Passage to read:
Yesterday I dropped off one of my children at her gymnastics lesson and headed out for a run. If I’m a very good girl, I can squeeze in 4.5 hilly miles in 50 minutes. It’s not easy to do, especially since I much prefer running in the early morning rather than in the late afternoon. But I like to get in hill work at least once per week, and I like to take advantage of the time that my daughter is in her lesson, rather than wasting it by driving home and back to pick her up. So I set off on foot and huffed and puffed through the 93 degree weather. Yes, 93 degrees.

I only made it eight minutes into the run though, when I happened upon an elderly woman who called to me for help. She was on the sidewalk, clinging to a wall, clearly struggling to walk in the heat. Her car had run out of gas a little way down the road, and when she could not tell AAA her exact location, she set off on foot for help (without her cell phone, purse, or any water). Thank goodness another runner, Carlos, soon came up behind me, and together we were able to support the woman enough to assist her back to her car. Another driver saw us all on the side of the road, and when she stopped we asked her if she had any water. She set off to the nearest store to buy some for each of us.

I called AAA again and gave the representative our location, and then Carlos and I stayed with the woman until the service van arrived with a couple of gallons of gas. During that time, we tried to assess the woman’s physical and mental condition. At first we believed she just needed some cold water and a little rest and then she would be fine to drive again. However, the more we talked with her, the more concerned we became. (I didn’t think she showed signs of heat exhaustion or heat stroke, but perhaps I should have been more concerned about that. If I thought she was in immediate physical danger I would have called 911, but she kept insisting she was fine, and just needed to rest a bit). Carlos and I decided that we would have the AAA driver fill up her tank with the two gallons of gas and then lead her to the gas station down the road just to be safe.

Aim of the exercise: In the passage about the afternoon run, what did the elderly woman go without when she set off on foot for help? The items after this point have no connection to the passage about the afternoon run.

Information supplied:
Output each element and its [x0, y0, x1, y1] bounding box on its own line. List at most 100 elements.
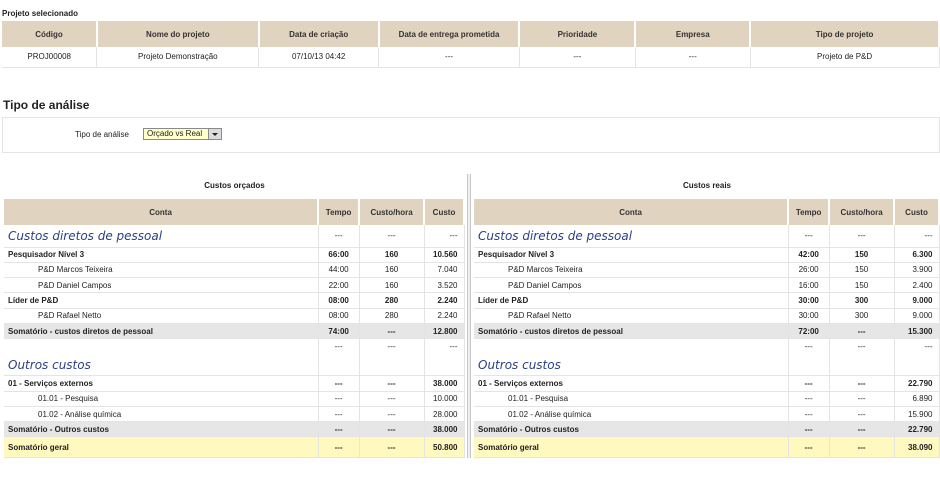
subtotal-row[interactable]: Somatório - custos diretos de pessoal 74:… — [4, 323, 465, 340]
cell-custo-hora: --- — [359, 391, 425, 407]
cell-conta: Custos diretos de pessoal — [4, 225, 319, 248]
table-row[interactable]: P&D Rafael Netto 30:00 300 9.000 — [474, 308, 940, 324]
selected-project-title: Projeto selecionado — [2, 9, 79, 18]
cell-conta: P&D Daniel Campos — [474, 277, 789, 294]
col-header-custo-hora[interactable]: Custo/hora — [829, 199, 896, 225]
cell-tempo: --- — [318, 338, 360, 354]
cell-custo-hora — [829, 353, 895, 377]
table-row[interactable]: P&D Daniel Campos 22:00 160 3.520 — [4, 277, 465, 294]
cell-tempo: 30:00 — [788, 292, 830, 309]
budget-costs-section: Custos orçados Conta Tempo Custo/hora Cu… — [4, 178, 465, 459]
cell-custo: 9.000 — [894, 292, 940, 309]
col-header-custo-hora[interactable]: Custo/hora — [359, 199, 426, 225]
cell-custo: 15.300 — [894, 323, 940, 340]
cell-custo-hora: --- — [359, 436, 425, 459]
category-row[interactable]: Outros custos — [4, 353, 465, 377]
col-header-data-criacao[interactable]: Data de criação — [258, 21, 380, 47]
col-header-custo[interactable]: Custo — [424, 199, 465, 225]
cell-custo-hora: --- — [829, 225, 895, 248]
table-row[interactable]: 01 - Serviços externos --- --- 38.000 — [4, 375, 465, 392]
cell-custo-hora: --- — [359, 338, 425, 354]
subtotal-row[interactable]: Somatório - custos diretos de pessoal 72:… — [474, 323, 940, 340]
cell-tempo: --- — [788, 338, 830, 354]
table-row[interactable]: PROJ00008 Projeto Demonstração 07/10/13 … — [2, 47, 940, 68]
col-header-conta[interactable]: Conta — [474, 199, 790, 225]
table-row[interactable]: 01 - Serviços externos --- --- 22.790 — [474, 375, 940, 392]
cell-custo: 6.890 — [894, 391, 940, 407]
cell-tempo: 66:00 — [318, 247, 360, 263]
col-header-nome[interactable]: Nome do projeto — [96, 21, 260, 47]
table-row[interactable]: --- --- --- — [474, 338, 940, 354]
cell-custo-hora: --- — [359, 375, 425, 392]
cell-empresa: --- — [635, 47, 751, 68]
split-divider[interactable] — [467, 174, 471, 458]
cell-custo: 38.000 — [424, 421, 465, 438]
cell-custo-hora: 300 — [829, 292, 895, 309]
cell-conta: Líder de P&D — [474, 292, 789, 309]
table-row[interactable]: P&D Rafael Netto 08:00 280 2.240 — [4, 308, 465, 324]
cell-custo: --- — [424, 338, 465, 354]
chevron-down-icon[interactable] — [208, 129, 221, 139]
col-header-conta[interactable]: Conta — [4, 199, 320, 225]
table-row[interactable]: P&D Marcos Teixeira 26:00 150 3.900 — [474, 262, 940, 279]
cell-custo: 10.000 — [424, 391, 465, 407]
table-row[interactable]: Pesquisador Nível 3 66:00 160 10.560 — [4, 247, 465, 263]
category-row[interactable]: Custos diretos de pessoal --- --- --- — [474, 225, 940, 248]
cell-custo: 28.000 — [424, 406, 465, 423]
table-row[interactable]: --- --- --- — [4, 338, 465, 354]
category-row[interactable]: Outros custos — [474, 353, 940, 377]
table-row[interactable]: 01.02 - Análise química --- --- 15.900 — [474, 406, 940, 423]
actual-table-header: Conta Tempo Custo/hora Custo — [474, 199, 940, 225]
cell-tempo — [788, 353, 830, 377]
table-row[interactable]: 01.02 - Análise química --- --- 28.000 — [4, 406, 465, 423]
cell-conta: Outros custos — [474, 353, 789, 377]
cell-conta: 01.01 - Pesquisa — [474, 391, 789, 407]
category-row[interactable]: Custos diretos de pessoal --- --- --- — [4, 225, 465, 248]
cell-custo-hora: --- — [359, 421, 425, 438]
actual-costs-section: Custos reais Conta Tempo Custo/hora Cust… — [474, 178, 940, 459]
cell-custo-hora: 150 — [829, 247, 895, 263]
table-row[interactable]: P&D Daniel Campos 16:00 150 2.400 — [474, 277, 940, 294]
cell-tempo: --- — [788, 391, 830, 407]
grand-total-row[interactable]: Somatório geral --- --- 50.800 — [4, 436, 465, 459]
col-header-codigo[interactable]: Código — [2, 21, 98, 47]
col-header-tempo[interactable]: Tempo — [318, 199, 361, 225]
col-header-custo[interactable]: Custo — [894, 199, 940, 225]
subtotal-row[interactable]: Somatório - Outros custos --- --- 22.790 — [474, 421, 940, 438]
table-row[interactable]: Líder de P&D 08:00 280 2.240 — [4, 292, 465, 309]
budget-table-header: Conta Tempo Custo/hora Custo — [4, 199, 465, 225]
subtotal-row[interactable]: Somatório - Outros custos --- --- 38.000 — [4, 421, 465, 438]
cell-tempo: 26:00 — [788, 262, 830, 279]
table-row[interactable]: 01.01 - Pesquisa --- --- 6.890 — [474, 391, 940, 407]
cell-tempo: --- — [318, 225, 360, 248]
cell-custo: 7.040 — [424, 262, 465, 279]
cell-custo-hora: --- — [359, 225, 425, 248]
col-header-tempo[interactable]: Tempo — [788, 199, 831, 225]
cell-tempo: 72:00 — [788, 323, 830, 340]
cell-conta: 01.02 - Análise química — [4, 406, 319, 423]
table-row[interactable]: P&D Marcos Teixeira 44:00 160 7.040 — [4, 262, 465, 279]
analysis-type-heading: Tipo de análise — [3, 98, 90, 112]
col-header-empresa[interactable]: Empresa — [635, 21, 752, 47]
table-row[interactable]: 01.01 - Pesquisa --- --- 10.000 — [4, 391, 465, 407]
cell-tempo: --- — [318, 436, 360, 459]
cell-conta: Somatório geral — [4, 436, 319, 459]
cell-conta: P&D Daniel Campos — [4, 277, 319, 294]
cell-custo: 38.090 — [894, 436, 940, 459]
cell-custo-hora: --- — [829, 421, 895, 438]
cell-data-criacao: 07/10/13 04:42 — [258, 47, 380, 68]
table-row[interactable]: Líder de P&D 30:00 300 9.000 — [474, 292, 940, 309]
table-row[interactable]: Pesquisador Nível 3 42:00 150 6.300 — [474, 247, 940, 263]
col-header-prioridade[interactable]: Prioridade — [519, 21, 637, 47]
project-table: Código Nome do projeto Data de criação D… — [2, 21, 940, 68]
cell-custo: 3.520 — [424, 277, 465, 294]
cell-custo-hora: --- — [829, 436, 895, 459]
col-header-data-entrega[interactable]: Data de entrega prometida — [378, 21, 521, 47]
cell-conta: Somatório geral — [474, 436, 789, 459]
cell-custo: 50.800 — [424, 436, 465, 459]
col-header-tipo[interactable]: Tipo de projeto — [750, 21, 940, 47]
grand-total-row[interactable]: Somatório geral --- --- 38.090 — [474, 436, 940, 459]
analysis-type-select[interactable]: Orçado vs Real — [143, 128, 222, 140]
cell-custo-hora: --- — [359, 406, 425, 423]
budget-costs-title: Custos orçados — [204, 181, 265, 190]
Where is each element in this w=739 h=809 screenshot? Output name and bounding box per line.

Solution to the problem: Her cell phone, her purse, and any water.